"""

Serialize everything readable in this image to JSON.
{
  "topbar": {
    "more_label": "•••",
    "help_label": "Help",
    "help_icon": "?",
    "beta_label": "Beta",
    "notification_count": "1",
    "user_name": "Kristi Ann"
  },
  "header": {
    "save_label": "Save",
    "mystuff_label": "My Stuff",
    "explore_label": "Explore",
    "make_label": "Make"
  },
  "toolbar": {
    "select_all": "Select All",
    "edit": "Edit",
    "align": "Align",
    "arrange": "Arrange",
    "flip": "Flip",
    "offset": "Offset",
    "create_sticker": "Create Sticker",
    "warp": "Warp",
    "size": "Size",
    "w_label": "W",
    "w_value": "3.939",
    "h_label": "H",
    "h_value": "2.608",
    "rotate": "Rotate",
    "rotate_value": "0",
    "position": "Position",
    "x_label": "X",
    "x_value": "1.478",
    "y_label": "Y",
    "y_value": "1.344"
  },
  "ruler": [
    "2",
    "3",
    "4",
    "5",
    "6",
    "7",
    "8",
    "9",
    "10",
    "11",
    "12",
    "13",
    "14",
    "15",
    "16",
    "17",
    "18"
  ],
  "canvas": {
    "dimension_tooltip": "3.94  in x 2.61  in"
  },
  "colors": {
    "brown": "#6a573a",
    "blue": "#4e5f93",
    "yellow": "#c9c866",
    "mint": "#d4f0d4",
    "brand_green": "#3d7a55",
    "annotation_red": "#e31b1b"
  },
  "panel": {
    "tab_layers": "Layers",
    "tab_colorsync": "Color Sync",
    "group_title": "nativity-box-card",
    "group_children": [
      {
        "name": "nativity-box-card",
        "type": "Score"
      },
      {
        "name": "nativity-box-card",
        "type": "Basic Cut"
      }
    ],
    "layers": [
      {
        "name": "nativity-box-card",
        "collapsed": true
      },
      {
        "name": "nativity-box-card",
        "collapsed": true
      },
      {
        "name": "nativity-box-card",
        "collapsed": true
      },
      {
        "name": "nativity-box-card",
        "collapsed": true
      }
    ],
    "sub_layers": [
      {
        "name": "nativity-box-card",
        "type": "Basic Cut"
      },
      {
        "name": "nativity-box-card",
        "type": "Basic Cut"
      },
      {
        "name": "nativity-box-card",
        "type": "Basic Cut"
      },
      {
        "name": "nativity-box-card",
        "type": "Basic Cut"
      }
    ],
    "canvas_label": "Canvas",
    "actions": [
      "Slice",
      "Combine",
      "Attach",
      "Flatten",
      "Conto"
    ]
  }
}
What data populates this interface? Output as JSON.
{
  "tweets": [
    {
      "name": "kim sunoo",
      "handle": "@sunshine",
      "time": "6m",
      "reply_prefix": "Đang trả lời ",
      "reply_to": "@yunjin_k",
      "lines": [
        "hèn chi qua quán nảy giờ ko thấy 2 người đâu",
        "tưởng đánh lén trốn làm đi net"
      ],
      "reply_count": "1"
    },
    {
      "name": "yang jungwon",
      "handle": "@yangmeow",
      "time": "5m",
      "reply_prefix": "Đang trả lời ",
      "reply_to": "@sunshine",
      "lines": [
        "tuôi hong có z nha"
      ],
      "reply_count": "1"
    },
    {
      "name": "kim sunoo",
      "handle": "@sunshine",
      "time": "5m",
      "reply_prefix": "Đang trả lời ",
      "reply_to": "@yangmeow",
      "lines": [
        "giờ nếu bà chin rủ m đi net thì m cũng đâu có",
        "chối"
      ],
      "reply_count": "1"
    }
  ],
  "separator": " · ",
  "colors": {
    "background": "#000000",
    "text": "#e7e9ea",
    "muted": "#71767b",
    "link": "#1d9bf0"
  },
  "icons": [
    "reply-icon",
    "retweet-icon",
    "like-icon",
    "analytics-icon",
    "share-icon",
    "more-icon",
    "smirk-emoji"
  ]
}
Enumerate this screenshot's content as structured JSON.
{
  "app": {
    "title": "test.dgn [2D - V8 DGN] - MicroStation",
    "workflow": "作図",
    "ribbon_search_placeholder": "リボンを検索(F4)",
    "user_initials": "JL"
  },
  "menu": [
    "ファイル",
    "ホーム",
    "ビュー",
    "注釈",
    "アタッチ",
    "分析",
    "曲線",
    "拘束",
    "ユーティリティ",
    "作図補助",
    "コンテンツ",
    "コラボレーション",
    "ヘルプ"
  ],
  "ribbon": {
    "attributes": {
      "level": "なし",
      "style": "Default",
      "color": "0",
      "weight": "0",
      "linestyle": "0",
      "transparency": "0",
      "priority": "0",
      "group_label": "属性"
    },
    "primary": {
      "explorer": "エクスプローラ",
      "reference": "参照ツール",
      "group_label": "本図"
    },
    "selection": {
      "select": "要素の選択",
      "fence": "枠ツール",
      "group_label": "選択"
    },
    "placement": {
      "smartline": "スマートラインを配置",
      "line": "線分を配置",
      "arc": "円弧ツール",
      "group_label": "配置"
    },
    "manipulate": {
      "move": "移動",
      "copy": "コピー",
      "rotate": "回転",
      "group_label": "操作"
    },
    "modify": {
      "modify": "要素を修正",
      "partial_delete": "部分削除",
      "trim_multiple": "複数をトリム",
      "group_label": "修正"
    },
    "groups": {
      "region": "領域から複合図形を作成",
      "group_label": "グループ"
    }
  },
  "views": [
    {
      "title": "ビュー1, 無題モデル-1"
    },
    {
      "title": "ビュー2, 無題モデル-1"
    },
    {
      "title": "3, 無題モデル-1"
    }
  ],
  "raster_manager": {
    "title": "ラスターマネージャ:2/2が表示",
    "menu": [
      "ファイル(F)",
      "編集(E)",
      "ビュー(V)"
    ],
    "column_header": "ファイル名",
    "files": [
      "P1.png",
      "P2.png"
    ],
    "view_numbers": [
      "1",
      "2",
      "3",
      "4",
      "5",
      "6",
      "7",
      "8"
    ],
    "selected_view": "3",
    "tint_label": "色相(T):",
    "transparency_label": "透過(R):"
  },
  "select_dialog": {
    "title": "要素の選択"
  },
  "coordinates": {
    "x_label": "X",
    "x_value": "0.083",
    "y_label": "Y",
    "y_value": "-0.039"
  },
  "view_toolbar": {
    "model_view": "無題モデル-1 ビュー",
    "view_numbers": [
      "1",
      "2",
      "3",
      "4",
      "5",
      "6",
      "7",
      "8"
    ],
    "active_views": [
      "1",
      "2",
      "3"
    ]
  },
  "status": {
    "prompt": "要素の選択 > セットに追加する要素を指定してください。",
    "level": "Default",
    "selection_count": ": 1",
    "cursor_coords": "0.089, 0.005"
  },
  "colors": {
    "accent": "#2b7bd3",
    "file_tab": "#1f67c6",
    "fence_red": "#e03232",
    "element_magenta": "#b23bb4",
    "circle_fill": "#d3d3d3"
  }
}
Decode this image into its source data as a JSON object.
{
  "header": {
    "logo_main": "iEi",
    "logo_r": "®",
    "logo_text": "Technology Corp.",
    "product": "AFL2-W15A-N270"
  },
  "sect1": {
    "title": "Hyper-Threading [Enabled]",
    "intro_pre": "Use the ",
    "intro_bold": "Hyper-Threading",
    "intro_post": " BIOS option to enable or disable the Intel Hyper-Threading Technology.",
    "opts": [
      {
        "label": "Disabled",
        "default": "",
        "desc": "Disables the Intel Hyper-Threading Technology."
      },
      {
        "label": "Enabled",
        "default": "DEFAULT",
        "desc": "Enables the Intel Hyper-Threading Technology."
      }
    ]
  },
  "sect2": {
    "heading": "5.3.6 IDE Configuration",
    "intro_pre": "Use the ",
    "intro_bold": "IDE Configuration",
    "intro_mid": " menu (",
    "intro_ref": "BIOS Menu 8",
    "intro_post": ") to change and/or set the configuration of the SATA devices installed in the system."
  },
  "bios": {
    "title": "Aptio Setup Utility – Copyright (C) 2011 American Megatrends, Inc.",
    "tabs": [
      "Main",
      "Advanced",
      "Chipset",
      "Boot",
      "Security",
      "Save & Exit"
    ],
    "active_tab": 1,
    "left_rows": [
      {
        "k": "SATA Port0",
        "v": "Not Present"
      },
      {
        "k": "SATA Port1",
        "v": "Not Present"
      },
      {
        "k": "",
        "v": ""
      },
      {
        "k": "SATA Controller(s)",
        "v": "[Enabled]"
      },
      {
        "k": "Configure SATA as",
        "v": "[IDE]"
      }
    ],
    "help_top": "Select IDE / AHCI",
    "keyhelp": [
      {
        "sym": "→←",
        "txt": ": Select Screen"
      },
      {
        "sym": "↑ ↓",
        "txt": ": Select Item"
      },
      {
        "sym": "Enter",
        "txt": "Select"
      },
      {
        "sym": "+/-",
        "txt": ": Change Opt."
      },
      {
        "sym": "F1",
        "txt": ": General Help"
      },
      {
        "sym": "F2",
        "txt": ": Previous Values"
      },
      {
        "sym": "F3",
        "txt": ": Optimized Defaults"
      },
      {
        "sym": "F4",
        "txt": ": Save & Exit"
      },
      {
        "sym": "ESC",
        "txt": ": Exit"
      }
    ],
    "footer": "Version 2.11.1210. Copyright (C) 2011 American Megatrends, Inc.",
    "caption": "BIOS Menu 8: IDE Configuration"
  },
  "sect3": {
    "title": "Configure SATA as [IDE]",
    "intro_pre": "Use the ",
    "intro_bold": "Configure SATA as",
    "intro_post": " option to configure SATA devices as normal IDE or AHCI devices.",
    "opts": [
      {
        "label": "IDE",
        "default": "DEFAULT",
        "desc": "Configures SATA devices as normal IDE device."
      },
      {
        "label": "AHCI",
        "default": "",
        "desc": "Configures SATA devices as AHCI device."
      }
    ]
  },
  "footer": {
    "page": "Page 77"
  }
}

"""

__Problem details__. Pull out every line containing "Megatrends".

__Written response__.
    "title": "Aptio Setup Utility – Copyright (C) 2011 American Megatrends, Inc.",
    "footer": "Version 2.11.1210. Copyright (C) 2011 American Megatrends, Inc.",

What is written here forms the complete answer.